Exercises to complete —
**a.** In the famotidine article, copy the part that opens with the words containing "According to scientists, famotidine" and closes with "them from replicating.".
**b.** In the famotidine article, what percentage of elderly people taking famotidine died in the review of 6,212 medical records?
**c.** Which geographic places are named in the famotidine article?

Provided text —
• • • •
A review of COVID-19 survivors’ medical records found that a sizable proportion of people treated for the condition also suffered from chronic heartburn.

Interestingly, most were taking an affordable OTC medication called famotidine.

Interest in the medicine grew during the pandemic after doctors in Wuhan discovered that while one in five COVID-19 patients over the age of 80 died, many survivors used heartburn pills.

The drug’s active constituent is Pepcid, and experts are wondering if this could explain why so many people survived COVID-19.

This is how many medical research begin, according to Phil Bourne, a biomedical engineering professor and founding dean of the School of Data Science.

“There’s often a phenomenon that doctors report anecdotally, or that’s mentioned in passing in a particular research paper, and that provides a clue — a hook,” he said.

Wuhan doctors noticed that the poorer elderly had a greater survival rate due to their medicine choice.

The needy patients took famotidine, marketed in the United States and the United Kingdom under the brand name Pepcid, since it was less expensive than omeprazole, marketed under the brand name Prilosec.

In a review of 6,212 medical records, doctors in China discovered that just 14 percent of elderly persons taking famotidine died, while 27 percent of elderly people taking omeprazole died.

According to scientists, famotidine binds to the papain-like protease, an enzyme that assists viruses in multiplying in the body and prevents them from replicating.

Bourne and senior scientist Cameron Mura of the University of Virginia collaborated with a worldwide team of researchers to analyze data from a database including the medical records of millions of COVID-19 patients living in 30 different nations.

The researchers then reduced that number to approximately 22,000 people, the largest sample size ever used in a study of famotidine and disease.
• • • •
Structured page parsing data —

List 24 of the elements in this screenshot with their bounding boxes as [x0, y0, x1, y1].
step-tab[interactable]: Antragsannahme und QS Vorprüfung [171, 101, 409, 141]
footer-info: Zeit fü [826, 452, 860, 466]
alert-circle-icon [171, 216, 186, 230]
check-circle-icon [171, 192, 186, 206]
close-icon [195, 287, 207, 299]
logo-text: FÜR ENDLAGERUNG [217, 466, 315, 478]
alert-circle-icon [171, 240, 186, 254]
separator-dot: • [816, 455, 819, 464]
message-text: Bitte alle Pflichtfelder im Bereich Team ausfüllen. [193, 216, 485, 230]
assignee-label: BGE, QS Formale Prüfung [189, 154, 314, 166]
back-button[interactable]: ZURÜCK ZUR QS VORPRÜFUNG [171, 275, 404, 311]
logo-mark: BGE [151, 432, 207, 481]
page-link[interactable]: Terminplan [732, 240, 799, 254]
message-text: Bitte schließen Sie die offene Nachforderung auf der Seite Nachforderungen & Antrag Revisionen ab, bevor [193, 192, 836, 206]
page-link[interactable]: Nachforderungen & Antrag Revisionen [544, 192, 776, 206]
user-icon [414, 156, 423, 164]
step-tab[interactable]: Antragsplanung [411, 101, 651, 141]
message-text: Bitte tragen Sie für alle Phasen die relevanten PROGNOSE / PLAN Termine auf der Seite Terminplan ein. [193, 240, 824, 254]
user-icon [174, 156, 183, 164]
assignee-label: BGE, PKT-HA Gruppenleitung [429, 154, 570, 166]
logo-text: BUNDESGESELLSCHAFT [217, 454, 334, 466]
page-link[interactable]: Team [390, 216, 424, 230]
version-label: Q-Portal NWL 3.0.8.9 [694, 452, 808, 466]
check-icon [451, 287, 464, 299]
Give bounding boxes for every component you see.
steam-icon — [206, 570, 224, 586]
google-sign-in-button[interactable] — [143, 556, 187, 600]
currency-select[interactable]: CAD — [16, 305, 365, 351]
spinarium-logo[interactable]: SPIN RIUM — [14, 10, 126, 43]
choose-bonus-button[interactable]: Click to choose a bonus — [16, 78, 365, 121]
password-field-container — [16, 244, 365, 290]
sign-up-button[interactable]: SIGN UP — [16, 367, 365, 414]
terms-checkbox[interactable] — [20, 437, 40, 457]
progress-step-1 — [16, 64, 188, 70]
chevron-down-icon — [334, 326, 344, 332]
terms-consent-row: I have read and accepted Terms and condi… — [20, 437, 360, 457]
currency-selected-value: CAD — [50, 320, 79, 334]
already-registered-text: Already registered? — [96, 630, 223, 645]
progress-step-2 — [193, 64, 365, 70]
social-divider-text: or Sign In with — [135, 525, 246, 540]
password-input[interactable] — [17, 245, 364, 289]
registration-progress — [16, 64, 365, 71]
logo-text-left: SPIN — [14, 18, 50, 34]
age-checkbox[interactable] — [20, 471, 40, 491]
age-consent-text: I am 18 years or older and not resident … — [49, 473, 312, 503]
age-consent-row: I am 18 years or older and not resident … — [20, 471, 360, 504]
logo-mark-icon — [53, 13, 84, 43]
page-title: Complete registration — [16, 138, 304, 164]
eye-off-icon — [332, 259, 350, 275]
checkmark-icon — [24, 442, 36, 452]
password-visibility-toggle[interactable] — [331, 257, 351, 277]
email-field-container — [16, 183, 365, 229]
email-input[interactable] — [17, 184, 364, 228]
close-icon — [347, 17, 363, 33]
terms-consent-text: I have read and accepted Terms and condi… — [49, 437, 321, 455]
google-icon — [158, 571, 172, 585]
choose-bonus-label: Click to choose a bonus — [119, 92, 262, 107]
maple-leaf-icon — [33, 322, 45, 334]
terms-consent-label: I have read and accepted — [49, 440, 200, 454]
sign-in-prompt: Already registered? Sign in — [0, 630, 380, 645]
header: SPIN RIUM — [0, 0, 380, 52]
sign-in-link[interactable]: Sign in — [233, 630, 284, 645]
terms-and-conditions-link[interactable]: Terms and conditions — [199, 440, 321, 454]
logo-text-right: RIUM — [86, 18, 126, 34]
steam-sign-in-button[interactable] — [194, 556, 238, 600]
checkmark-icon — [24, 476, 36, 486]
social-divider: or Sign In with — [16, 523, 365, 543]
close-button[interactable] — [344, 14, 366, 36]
• • • •
Answers to each task —
**a.**
According to scientists, famotidine binds to the papain-like protease, an enzyme that assists viruses in multiplying in the body and prevents them from replicating.

**b.** 14 percent

**c.** Wuhan, the United States, the United Kingdom, China